(Dataset items)

************

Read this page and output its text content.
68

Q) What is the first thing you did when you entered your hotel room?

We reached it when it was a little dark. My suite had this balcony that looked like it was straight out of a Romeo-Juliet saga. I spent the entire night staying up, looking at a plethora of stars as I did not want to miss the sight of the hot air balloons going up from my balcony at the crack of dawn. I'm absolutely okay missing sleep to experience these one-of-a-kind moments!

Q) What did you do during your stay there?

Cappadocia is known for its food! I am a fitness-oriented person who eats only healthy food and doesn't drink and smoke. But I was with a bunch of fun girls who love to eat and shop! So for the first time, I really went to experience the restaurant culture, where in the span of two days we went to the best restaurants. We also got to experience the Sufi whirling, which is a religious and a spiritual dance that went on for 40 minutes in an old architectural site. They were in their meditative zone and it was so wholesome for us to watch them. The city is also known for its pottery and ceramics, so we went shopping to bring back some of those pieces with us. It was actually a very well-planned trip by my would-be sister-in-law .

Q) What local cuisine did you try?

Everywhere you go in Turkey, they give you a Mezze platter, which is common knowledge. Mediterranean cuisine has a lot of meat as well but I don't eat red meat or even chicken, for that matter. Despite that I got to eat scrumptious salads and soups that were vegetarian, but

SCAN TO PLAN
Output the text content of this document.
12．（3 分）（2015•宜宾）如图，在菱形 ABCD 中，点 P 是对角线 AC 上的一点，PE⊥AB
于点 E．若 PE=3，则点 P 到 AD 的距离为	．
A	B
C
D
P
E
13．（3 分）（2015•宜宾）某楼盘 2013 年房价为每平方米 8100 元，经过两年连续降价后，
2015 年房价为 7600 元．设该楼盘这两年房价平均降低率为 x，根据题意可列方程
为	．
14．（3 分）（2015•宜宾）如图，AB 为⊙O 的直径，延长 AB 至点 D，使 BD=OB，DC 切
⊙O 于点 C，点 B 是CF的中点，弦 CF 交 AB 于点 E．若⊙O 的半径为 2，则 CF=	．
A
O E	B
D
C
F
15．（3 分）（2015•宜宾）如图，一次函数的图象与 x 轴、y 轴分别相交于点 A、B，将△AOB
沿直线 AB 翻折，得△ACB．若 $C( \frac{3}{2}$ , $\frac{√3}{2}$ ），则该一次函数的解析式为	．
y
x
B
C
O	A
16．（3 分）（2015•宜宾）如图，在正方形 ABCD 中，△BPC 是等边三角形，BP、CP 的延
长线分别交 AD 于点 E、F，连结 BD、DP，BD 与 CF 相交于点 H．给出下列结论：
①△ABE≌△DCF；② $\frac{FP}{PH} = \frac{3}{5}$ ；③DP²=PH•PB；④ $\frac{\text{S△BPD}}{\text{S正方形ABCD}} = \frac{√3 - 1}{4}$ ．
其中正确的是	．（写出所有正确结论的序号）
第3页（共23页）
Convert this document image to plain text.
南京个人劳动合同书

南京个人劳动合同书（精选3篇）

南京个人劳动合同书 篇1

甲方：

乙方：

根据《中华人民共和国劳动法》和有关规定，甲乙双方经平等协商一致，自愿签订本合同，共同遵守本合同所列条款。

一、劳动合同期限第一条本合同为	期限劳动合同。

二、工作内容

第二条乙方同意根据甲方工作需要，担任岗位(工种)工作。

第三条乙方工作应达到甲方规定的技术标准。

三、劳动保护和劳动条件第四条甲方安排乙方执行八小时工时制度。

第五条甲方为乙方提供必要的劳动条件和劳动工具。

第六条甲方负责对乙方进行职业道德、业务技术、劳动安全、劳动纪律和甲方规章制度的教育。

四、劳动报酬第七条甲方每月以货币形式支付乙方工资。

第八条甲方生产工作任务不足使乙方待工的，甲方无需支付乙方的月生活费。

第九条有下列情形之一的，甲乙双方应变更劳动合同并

************

▸ **Task description**
Scan the data above and copy every line with "frac" in it.

▸ **Response**
沿直线 AB 翻折，得△ACB．若 $C( \frac{3}{2}$ , $\frac{√3}{2}$ ），则该一次函数的解析式为	．
①△ABE≌△DCF；② $\frac{FP}{PH} = \frac{3}{5}$ ；③DP²=PH•PB；④ $\frac{\text{S△BPD}}{\text{S正方形ABCD}} = \frac{√3 - 1}{4}$ ．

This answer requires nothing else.